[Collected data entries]
────────────────

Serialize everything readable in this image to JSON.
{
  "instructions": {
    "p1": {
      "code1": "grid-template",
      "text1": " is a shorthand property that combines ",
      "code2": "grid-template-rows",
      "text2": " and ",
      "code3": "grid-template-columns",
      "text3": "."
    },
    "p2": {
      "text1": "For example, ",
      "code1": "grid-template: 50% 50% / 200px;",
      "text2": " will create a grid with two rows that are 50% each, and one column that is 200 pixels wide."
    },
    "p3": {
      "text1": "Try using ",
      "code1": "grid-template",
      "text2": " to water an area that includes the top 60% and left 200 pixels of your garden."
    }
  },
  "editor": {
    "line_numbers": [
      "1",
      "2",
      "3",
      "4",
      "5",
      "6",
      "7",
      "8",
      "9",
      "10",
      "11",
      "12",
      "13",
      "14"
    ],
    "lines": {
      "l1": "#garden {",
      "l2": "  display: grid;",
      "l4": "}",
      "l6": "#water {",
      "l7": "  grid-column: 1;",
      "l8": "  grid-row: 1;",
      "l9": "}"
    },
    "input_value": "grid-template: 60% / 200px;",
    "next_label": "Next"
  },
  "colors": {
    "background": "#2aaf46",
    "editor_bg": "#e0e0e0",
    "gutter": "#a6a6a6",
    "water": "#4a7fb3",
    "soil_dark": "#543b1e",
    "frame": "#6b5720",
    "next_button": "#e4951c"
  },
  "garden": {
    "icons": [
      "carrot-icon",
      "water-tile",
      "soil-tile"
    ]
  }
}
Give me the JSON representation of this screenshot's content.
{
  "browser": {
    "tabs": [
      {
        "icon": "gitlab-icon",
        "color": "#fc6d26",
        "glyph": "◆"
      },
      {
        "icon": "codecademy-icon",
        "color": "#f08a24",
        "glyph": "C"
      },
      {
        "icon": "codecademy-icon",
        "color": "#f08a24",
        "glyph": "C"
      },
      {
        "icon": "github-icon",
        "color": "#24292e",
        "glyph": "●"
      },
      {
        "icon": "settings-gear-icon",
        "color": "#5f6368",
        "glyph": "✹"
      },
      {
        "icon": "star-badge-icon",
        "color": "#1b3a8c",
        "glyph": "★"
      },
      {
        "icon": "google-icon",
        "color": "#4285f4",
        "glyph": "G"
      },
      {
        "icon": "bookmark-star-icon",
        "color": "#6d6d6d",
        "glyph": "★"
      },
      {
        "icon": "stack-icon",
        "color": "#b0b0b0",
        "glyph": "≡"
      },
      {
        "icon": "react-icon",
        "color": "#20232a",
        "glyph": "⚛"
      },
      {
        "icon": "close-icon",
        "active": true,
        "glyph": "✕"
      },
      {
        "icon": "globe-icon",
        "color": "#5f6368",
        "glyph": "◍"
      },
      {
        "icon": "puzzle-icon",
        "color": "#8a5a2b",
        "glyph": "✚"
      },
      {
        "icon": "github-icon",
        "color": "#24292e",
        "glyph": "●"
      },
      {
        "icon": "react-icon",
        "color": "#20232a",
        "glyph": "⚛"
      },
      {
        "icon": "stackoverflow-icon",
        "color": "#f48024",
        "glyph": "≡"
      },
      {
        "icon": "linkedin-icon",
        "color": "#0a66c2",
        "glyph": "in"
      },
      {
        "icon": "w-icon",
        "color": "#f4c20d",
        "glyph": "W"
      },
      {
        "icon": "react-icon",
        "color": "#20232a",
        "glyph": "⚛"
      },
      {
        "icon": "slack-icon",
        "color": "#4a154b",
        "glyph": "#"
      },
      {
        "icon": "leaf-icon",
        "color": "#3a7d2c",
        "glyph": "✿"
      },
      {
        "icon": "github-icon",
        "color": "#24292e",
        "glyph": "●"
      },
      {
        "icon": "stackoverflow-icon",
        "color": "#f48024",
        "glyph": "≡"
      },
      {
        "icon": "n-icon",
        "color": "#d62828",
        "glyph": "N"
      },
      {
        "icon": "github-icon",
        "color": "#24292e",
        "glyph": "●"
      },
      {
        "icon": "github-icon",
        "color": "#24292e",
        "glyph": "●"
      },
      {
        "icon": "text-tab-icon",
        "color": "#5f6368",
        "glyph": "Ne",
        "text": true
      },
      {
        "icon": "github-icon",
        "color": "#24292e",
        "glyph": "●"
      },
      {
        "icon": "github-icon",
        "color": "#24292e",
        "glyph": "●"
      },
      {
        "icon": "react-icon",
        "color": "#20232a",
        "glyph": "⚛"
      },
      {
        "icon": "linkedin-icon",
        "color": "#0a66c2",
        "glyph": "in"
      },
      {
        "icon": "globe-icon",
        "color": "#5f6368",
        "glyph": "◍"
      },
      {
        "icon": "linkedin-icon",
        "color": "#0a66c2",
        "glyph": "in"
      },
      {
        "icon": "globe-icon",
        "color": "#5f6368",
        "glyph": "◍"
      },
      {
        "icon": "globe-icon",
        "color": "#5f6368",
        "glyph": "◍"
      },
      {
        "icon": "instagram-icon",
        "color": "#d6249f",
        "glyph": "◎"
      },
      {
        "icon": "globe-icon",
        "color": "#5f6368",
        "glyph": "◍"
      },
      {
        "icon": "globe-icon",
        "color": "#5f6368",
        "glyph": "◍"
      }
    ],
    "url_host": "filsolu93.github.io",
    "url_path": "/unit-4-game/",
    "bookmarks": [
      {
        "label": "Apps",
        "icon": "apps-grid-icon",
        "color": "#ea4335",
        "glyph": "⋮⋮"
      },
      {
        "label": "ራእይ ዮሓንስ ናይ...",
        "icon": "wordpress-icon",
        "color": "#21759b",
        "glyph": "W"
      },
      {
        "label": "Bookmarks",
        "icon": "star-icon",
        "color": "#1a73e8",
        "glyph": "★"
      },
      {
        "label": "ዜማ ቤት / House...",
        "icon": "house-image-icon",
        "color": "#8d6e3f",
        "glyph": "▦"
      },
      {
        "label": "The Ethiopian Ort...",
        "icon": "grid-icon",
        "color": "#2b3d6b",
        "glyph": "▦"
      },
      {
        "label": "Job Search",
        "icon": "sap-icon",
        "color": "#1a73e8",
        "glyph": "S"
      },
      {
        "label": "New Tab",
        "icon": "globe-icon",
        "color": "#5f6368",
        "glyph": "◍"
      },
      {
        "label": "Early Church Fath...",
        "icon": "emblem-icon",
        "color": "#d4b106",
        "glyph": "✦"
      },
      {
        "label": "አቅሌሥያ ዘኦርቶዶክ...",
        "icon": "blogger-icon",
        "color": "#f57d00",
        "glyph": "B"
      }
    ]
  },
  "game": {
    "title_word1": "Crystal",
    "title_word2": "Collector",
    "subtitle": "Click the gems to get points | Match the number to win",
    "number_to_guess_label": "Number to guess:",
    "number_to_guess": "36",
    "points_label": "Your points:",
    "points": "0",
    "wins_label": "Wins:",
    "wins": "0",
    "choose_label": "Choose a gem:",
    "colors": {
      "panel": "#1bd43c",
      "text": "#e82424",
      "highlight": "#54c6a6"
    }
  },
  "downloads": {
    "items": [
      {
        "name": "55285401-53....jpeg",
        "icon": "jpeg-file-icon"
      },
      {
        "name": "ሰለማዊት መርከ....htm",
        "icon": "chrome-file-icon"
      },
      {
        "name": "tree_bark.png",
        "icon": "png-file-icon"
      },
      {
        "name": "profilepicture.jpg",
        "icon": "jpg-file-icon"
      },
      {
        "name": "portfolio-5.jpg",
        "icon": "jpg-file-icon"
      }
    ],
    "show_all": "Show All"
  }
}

────────────────

## To do
Produce a verbatim transcription of the entries above.

## Written solution
Serialize everything readable in this image to JSON.
{
  "instructions": {
    "p1": {
      "code1": "grid-template",
      "text1": " is a shorthand property that combines ",
      "code2": "grid-template-rows",
      "text2": " and ",
      "code3": "grid-template-columns",
      "text3": "."
    },
    "p2": {
      "text1": "For example, ",
      "code1": "grid-template: 50% 50% / 200px;",
      "text2": " will create a grid with two rows that are 50% each, and one column that is 200 pixels wide."
    },
    "p3": {
      "text1": "Try using ",
      "code1": "grid-template",
      "text2": " to water an area that includes the top 60% and left 200 pixels of your garden."
    }
  },
  "editor": {
    "line_numbers": [
      "1",
      "2",
      "3",
      "4",
      "5",
      "6",
      "7",
      "8",
      "9",
      "10",
      "11",
      "12",
      "13",
      "14"
    ],
    "lines": {
      "l1": "#garden {",
      "l2": "  display: grid;",
      "l4": "}",
      "l6": "#water {",
      "l7": "  grid-column: 1;",
      "l8": "  grid-row: 1;",
      "l9": "}"
    },
    "input_value": "grid-template: 60% / 200px;",
    "next_label": "Next"
  },
  "colors": {
    "background": "#2aaf46",
    "editor_bg": "#e0e0e0",
    "gutter": "#a6a6a6",
    "water": "#4a7fb3",
    "soil_dark": "#543b1e",
    "frame": "#6b5720",
    "next_button": "#e4951c"
  },
  "garden": {
    "icons": [
      "carrot-icon",
      "water-tile",
      "soil-tile"
    ]
  }
}
Give me the JSON representation of this screenshot's content.
{
  "browser": {
    "tabs": [
      {
        "icon": "gitlab-icon",
        "color": "#fc6d26",
        "glyph": "◆"
      },
      {
        "icon": "codecademy-icon",
        "color": "#f08a24",
        "glyph": "C"
      },
      {
        "icon": "codecademy-icon",
        "color": "#f08a24",
        "glyph": "C"
      },
      {
        "icon": "github-icon",
        "color": "#24292e",
        "glyph": "●"
      },
      {
        "icon": "settings-gear-icon",
        "color": "#5f6368",
        "glyph": "✹"
      },
      {
        "icon": "star-badge-icon",
        "color": "#1b3a8c",
        "glyph": "★"
      },
      {
        "icon": "google-icon",
        "color": "#4285f4",
        "glyph": "G"
      },
      {
        "icon": "bookmark-star-icon",
        "color": "#6d6d6d",
        "glyph": "★"
      },
      {
        "icon": "stack-icon",
        "color": "#b0b0b0",
        "glyph": "≡"
      },
      {
        "icon": "react-icon",
        "color": "#20232a",
        "glyph": "⚛"
      },
      {
        "icon": "close-icon",
        "active": true,
        "glyph": "✕"
      },
      {
        "icon": "globe-icon",
        "color": "#5f6368",
        "glyph": "◍"
      },
      {
        "icon": "puzzle-icon",
        "color": "#8a5a2b",
        "glyph": "✚"
      },
      {
        "icon": "github-icon",
        "color": "#24292e",
        "glyph": "●"
      },
      {
        "icon": "react-icon",
        "color": "#20232a",
        "glyph": "⚛"
      },
      {
        "icon": "stackoverflow-icon",
        "color": "#f48024",
        "glyph": "≡"
      },
      {
        "icon": "linkedin-icon",
        "color": "#0a66c2",
        "glyph": "in"
      },
      {
        "icon": "w-icon",
        "color": "#f4c20d",
        "glyph": "W"
      },
      {
        "icon": "react-icon",
        "color": "#20232a",
        "glyph": "⚛"
      },
      {
        "icon": "slack-icon",
        "color": "#4a154b",
        "glyph": "#"
      },
      {
        "icon": "leaf-icon",
        "color": "#3a7d2c",
        "glyph": "✿"
      },
      {
        "icon": "github-icon",
        "color": "#24292e",
        "glyph": "●"
      },
      {
        "icon": "stackoverflow-icon",
        "color": "#f48024",
        "glyph": "≡"
      },
      {
        "icon": "n-icon",
        "color": "#d62828",
        "glyph": "N"
      },
      {
        "icon": "github-icon",
        "color": "#24292e",
        "glyph": "●"
      },
      {
        "icon": "github-icon",
        "color": "#24292e",
        "glyph": "●"
      },
      {
        "icon": "text-tab-icon",
        "color": "#5f6368",
        "glyph": "Ne",
        "text": true
      },
      {
        "icon": "github-icon",
        "color": "#24292e",
        "glyph": "●"
      },
      {
        "icon": "github-icon",
        "color": "#24292e",
        "glyph": "●"
      },
      {
        "icon": "react-icon",
        "color": "#20232a",
        "glyph": "⚛"
      },
      {
        "icon": "linkedin-icon",
        "color": "#0a66c2",
        "glyph": "in"
      },
      {
        "icon": "globe-icon",
        "color": "#5f6368",
        "glyph": "◍"
      },
      {
        "icon": "linkedin-icon",
        "color": "#0a66c2",
        "glyph": "in"
      },
      {
        "icon": "globe-icon",
        "color": "#5f6368",
        "glyph": "◍"
      },
      {
        "icon": "globe-icon",
        "color": "#5f6368",
        "glyph": "◍"
      },
      {
        "icon": "instagram-icon",
        "color": "#d6249f",
        "glyph": "◎"
      },
      {
        "icon": "globe-icon",
        "color": "#5f6368",
        "glyph": "◍"
      },
      {
        "icon": "globe-icon",
        "color": "#5f6368",
        "glyph": "◍"
      }
    ],
    "url_host": "filsolu93.github.io",
    "url_path": "/unit-4-game/",
    "bookmarks": [
      {
        "label": "Apps",
        "icon": "apps-grid-icon",
        "color": "#ea4335",
        "glyph": "⋮⋮"
      },
      {
        "label": "ራእይ ዮሓንስ ናይ...",
        "icon": "wordpress-icon",
        "color": "#21759b",
        "glyph": "W"
      },
      {
        "label": "Bookmarks",
        "icon": "star-icon",
        "color": "#1a73e8",
        "glyph": "★"
      },
      {
        "label": "ዜማ ቤት / House...",
        "icon": "house-image-icon",
        "color": "#8d6e3f",
        "glyph": "▦"
      },
      {
        "label": "The Ethiopian Ort...",
        "icon": "grid-icon",
        "color": "#2b3d6b",
        "glyph": "▦"
      },
      {
        "label": "Job Search",
        "icon": "sap-icon",
        "color": "#1a73e8",
        "glyph": "S"
      },
      {
        "label": "New Tab",
        "icon": "globe-icon",
        "color": "#5f6368",
        "glyph": "◍"
      },
      {
        "label": "Early Church Fath...",
        "icon": "emblem-icon",
        "color": "#d4b106",
        "glyph": "✦"
      },
      {
        "label": "አቅሌሥያ ዘኦርቶዶክ...",
        "icon": "blogger-icon",
        "color": "#f57d00",
        "glyph": "B"
      }
    ]
  },
  "game": {
    "title_word1": "Crystal",
    "title_word2": "Collector",
    "subtitle": "Click the gems to get points | Match the number to win",
    "number_to_guess_label": "Number to guess:",
    "number_to_guess": "36",
    "points_label": "Your points:",
    "points": "0",
    "wins_label": "Wins:",
    "wins": "0",
    "choose_label": "Choose a gem:",
    "colors": {
      "panel": "#1bd43c",
      "text": "#e82424",
      "highlight": "#54c6a6"
    }
  },
  "downloads": {
    "items": [
      {
        "name": "55285401-53....jpeg",
        "icon": "jpeg-file-icon"
      },
      {
        "name": "ሰለማዊት መርከ....htm",
        "icon": "chrome-file-icon"
      },
      {
        "name": "tree_bark.png",
        "icon": "png-file-icon"
      },
      {
        "name": "profilepicture.jpg",
        "icon": "jpg-file-icon"
      },
      {
        "name": "portfolio-5.jpg",
        "icon": "jpg-file-icon"
      }
    ],
    "show_all": "Show All"
  }
}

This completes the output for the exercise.